Task goal –
Copy out the lines that include the word "Grado".

[Extracted records]
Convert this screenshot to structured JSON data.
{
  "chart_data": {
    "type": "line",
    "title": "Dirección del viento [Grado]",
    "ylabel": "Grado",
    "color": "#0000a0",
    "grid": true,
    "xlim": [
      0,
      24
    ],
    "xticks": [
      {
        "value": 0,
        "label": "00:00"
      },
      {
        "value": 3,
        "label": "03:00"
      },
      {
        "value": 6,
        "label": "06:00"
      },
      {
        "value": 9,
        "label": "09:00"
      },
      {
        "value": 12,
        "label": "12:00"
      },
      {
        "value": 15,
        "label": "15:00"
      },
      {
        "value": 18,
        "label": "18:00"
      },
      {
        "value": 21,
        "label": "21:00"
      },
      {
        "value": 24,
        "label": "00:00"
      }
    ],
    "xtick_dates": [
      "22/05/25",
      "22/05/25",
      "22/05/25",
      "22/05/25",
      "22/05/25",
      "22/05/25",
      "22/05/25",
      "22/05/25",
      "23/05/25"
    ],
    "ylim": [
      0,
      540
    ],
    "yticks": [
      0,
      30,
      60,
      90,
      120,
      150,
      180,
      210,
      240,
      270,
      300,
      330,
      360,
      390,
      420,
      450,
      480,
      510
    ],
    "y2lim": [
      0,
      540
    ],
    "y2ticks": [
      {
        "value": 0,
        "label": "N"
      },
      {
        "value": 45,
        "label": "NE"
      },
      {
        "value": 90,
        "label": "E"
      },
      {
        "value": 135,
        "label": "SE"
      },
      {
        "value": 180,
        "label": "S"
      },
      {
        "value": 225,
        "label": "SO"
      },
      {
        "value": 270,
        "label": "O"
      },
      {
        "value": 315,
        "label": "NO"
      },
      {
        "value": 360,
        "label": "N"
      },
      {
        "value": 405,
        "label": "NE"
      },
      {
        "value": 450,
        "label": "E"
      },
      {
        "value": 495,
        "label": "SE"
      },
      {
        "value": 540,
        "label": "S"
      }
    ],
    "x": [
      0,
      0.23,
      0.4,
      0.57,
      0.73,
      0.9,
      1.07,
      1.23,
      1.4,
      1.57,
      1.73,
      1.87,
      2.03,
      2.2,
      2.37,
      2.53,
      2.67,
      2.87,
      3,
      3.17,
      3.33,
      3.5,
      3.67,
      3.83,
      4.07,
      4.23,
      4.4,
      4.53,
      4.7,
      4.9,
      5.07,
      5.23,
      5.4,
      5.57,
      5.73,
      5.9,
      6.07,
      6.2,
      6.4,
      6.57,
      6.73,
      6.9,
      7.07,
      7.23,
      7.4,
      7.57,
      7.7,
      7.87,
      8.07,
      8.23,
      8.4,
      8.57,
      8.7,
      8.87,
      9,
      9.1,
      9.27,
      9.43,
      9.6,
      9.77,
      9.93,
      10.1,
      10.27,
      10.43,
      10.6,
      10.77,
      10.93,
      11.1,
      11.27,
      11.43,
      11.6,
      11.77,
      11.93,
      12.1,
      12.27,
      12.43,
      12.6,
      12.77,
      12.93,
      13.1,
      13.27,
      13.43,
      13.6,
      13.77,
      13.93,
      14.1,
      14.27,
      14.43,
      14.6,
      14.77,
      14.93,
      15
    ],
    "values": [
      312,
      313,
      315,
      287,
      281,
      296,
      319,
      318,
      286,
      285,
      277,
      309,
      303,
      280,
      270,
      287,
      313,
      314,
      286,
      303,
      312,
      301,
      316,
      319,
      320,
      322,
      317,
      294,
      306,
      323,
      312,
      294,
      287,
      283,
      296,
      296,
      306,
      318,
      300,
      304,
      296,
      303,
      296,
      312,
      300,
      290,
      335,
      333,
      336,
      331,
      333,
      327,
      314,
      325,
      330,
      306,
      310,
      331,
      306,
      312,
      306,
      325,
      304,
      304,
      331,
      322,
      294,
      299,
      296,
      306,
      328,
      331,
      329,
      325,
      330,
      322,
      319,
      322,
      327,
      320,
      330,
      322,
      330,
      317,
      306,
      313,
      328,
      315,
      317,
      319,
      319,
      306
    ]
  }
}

Result for this task –
    "title": "Dirección del viento [Grado]",
    "ylabel": "Grado",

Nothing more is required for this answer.